_What you need to do_
Locate the lines where "从题中所给的" occurs and copy them as they stand.

_Data shown_
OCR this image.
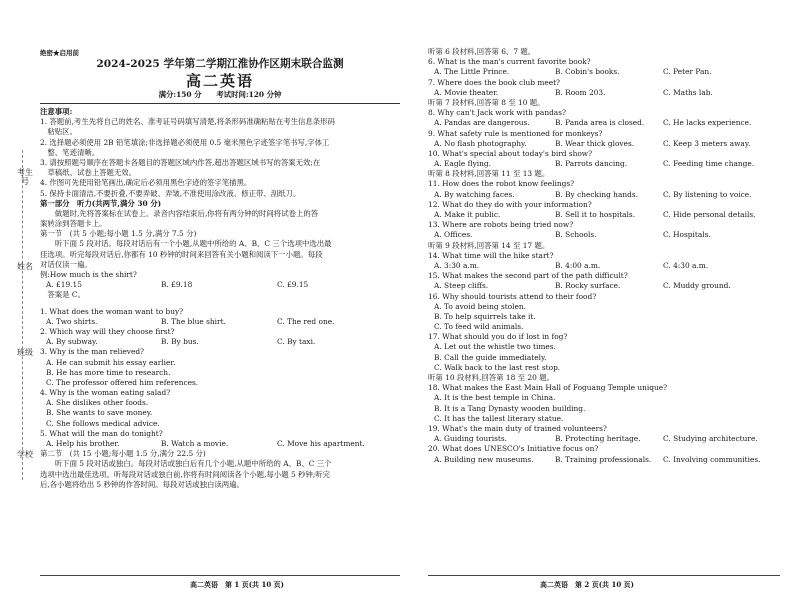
考生号
姓名
班级
学校
绝密★启用前
2024-2025 学年第二学期江淮协作区期末联合监测
高二英语
满分:150 分　　考试时间:120 分钟
注意事项:
1. 答题前,考生先将自己的姓名、准考证号码填写清楚,将条形码准确粘贴在考生信息条形码
　粘贴区。
2. 选择题必须使用 2B 铅笔填涂;非选择题必须使用 0.5 毫米黑色字迹签字笔书写,字体工
　整、笔迹清晰。
3. 请按照题号顺序在答题卡各题目的答题区域内作答,超出答题区域书写的答案无效;在
　草稿纸、试卷上答题无效。
4. 作图可先使用铅笔画出,确定后必须用黑色字迹的签字笔描黑。
5. 保持卡面清洁,不要折叠,不要弄破、弄皱,不准使用涂改液、修正带、刮纸刀。
第一部分　听力(共两节,满分 30 分)
　　做题时,先将答案标在试卷上。录音内容结束后,你将有两分钟的时间将试卷上的答
案转涂到答题卡上。
第一节　(共 5 小题;每小题 1.5 分,满分 7.5 分)
　　听下面 5 段对话。每段对话后有一个小题,从题中所给的 A、B、C 三个选项中选出最
佳选项。听完每段对话后,你都有 10 秒钟的时间来回答有关小题和阅读下一小题。每段
对话仅读一遍。
例:How much is the shirt?
A. £19.15	B. £9.18	C. £9.15
　答案是 C。
1. What does the woman want to buy?
A. Two shirts.	B. The blue shirt.	C. The red one.
2. Which way will they choose first?
A. By subway.	B. By bus.	C. By taxi.
3. Why is the man relieved?
A. He can submit his essay earlier.
B. He has more time to research.
C. The professor offered him references.
4. Why is the woman eating salad?
A. She dislikes other foods.
B. She wants to save money.
C. She follows medical advice.
5. What will the man do tonight?
A. Help his brother.	B. Watch a movie.	C. Move his apartment.
第二节　(共 15 小题;每小题 1.5 分,满分 22.5 分)
　　听下面 5 段对话或独白。每段对话或独白后有几个小题,从题中所给的 A、B、C 三个
选项中选出最佳选项。听每段对话或独白前,你将有时间阅读各个小题,每小题 5 秒钟;听完
后,各小题将给出 5 秒钟的作答时间。每段对话或独白读两遍。
听第 6 段材料,回答第 6、7 题。
6. What is the man's current favorite book?
A. The Little Prince.	B. Cobin's books.	C. Peter Pan.
7. Where does the book club meet?
A. Movie theater.	B. Room 203.	C. Maths lab.
听第 7 段材料,回答第 8 至 10 题。
8. Why can't Jack work with pandas?
A. Pandas are dangerous.	B. Panda area is closed.	C. He lacks experience.
9. What safety rule is mentioned for monkeys?
A. No flash photography.	B. Wear thick gloves.	C. Keep 3 meters away.
10. What's special about today's bird show?
A. Eagle flying.	B. Parrots dancing.	C. Feeding time change.
听第 8 段材料,回答第 11 至 13 题。
11. How does the robot know feelings?
A. By watching faces.	B. By checking hands.	C. By listening to voice.
12. What do they do with your information?
A. Make it public.	B. Sell it to hospitals.	C. Hide personal details.
13. Where are robots being tried now?
A. Offices.	B. Schools.	C. Hospitals.
听第 9 段材料,回答第 14 至 17 题。
14. What time will the hike start?
A. 3:30 a.m.	B. 4:00 a.m.	C. 4:30 a.m.
15. What makes the second part of the path difficult?
A. Steep cliffs.	B. Rocky surface.	C. Muddy ground.
16. Why should tourists attend to their food?
A. To avoid being stolen.
B. To help squirrels take it.
C. To feed wild animals.
17. What should you do if lost in fog?
A. Let out the whistle two times.
B. Call the guide immediately.
C. Walk back to the last rest stop.
听第 10 段材料,回答第 18 至 20 题。
18. What makes the East Main Hall of Foguang Temple unique?
A. It is the best temple in China.
B. It is a Tang Dynasty wooden building.
C. It has the tallest literary statue.
19. What's the main duty of trained volunteers?
A. Guiding tourists.	B. Protecting heritage.	C. Studying architecture.
20. What does UNESCO's Initiative focus on?
A. Building new museums.	B. Training professionals.	C. Involving communities.
高二英语　第 1 页(共 10 页)	高二英语　第 2 页(共 10 页)
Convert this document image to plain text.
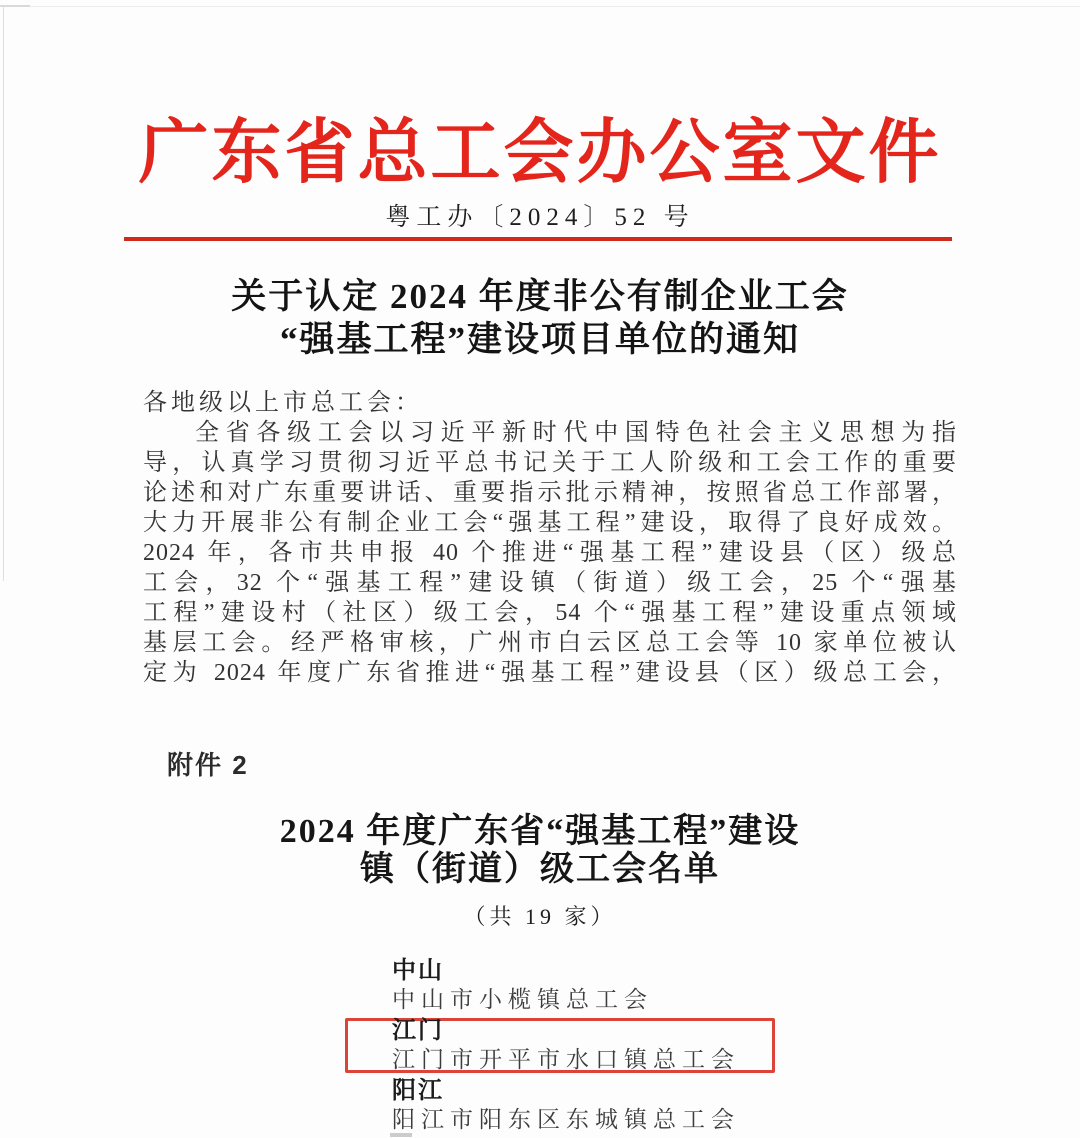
广东省总工会办公室文件
粤工办〔2024〕52 号
关于认定 2024 年度非公有制企业工会
“强基工程”建设项目单位的通知
各地级以上市总工会：
全省各级工会以习近平新时代中国特色社会主义思想为指
导，认真学习贯彻习近平总书记关于工人阶级和工会工作的重要
论述和对广东重要讲话、重要指示批示精神，按照省总工作部署，
大力开展非公有制企业工会“强基工程”建设，取得了良好成效。
2024 年，各市共申报 40 个推进“强基工程”建设县（区）级总
工会，32 个“强基工程”建设镇（街道）级工会，25 个“强基
工程”建设村（社区）级工会，54 个“强基工程”建设重点领域
基层工会。经严格审核，广州市白云区总工会等 10 家单位被认
定为 2024 年度广东省推进“强基工程”建设县（区）级总工会，
附件 2
2024 年度广东省“强基工程”建设
镇（街道）级工会名单
（共 19 家）
中山
中山市小榄镇总工会
江门
江门市开平市水口镇总工会
阳江
阳江市阳东区东城镇总工会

_Solution for this task_
　　听下面 5 段对话。每段对话后有一个小题,从题中所给的 A、B、C 三个选项中选出最
　　听下面 5 段对话或独白。每段对话或独白后有几个小题,从题中所给的 A、B、C 三个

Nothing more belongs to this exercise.